Collected data

────────────────────

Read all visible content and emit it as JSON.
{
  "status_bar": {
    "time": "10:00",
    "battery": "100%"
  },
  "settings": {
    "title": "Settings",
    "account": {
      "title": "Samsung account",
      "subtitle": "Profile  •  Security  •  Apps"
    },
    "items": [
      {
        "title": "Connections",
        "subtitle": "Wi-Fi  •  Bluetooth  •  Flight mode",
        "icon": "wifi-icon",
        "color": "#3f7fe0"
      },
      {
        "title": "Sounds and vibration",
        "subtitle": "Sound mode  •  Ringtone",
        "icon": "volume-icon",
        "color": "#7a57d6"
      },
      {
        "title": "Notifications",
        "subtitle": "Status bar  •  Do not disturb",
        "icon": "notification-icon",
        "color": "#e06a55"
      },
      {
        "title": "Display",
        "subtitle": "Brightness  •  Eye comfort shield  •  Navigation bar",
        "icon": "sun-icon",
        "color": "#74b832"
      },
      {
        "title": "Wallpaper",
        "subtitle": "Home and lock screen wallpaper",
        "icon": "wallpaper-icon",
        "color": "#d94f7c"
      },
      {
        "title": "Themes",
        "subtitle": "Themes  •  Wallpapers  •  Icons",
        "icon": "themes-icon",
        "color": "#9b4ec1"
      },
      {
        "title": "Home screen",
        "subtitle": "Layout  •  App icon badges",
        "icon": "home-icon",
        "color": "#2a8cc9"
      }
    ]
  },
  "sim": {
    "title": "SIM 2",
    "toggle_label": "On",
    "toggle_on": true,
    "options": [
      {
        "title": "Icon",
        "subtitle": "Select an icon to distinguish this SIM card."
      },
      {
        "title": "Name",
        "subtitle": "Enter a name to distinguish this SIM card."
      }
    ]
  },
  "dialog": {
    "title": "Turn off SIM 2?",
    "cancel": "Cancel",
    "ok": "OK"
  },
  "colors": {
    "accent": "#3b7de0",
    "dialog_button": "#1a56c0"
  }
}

────────────────────

_To be done_
Where a line in the entries holds "this", copy that line.

_Expected answer_
        "subtitle": "Select an icon to distinguish this SIM card."
        "subtitle": "Enter a name to distinguish this SIM card."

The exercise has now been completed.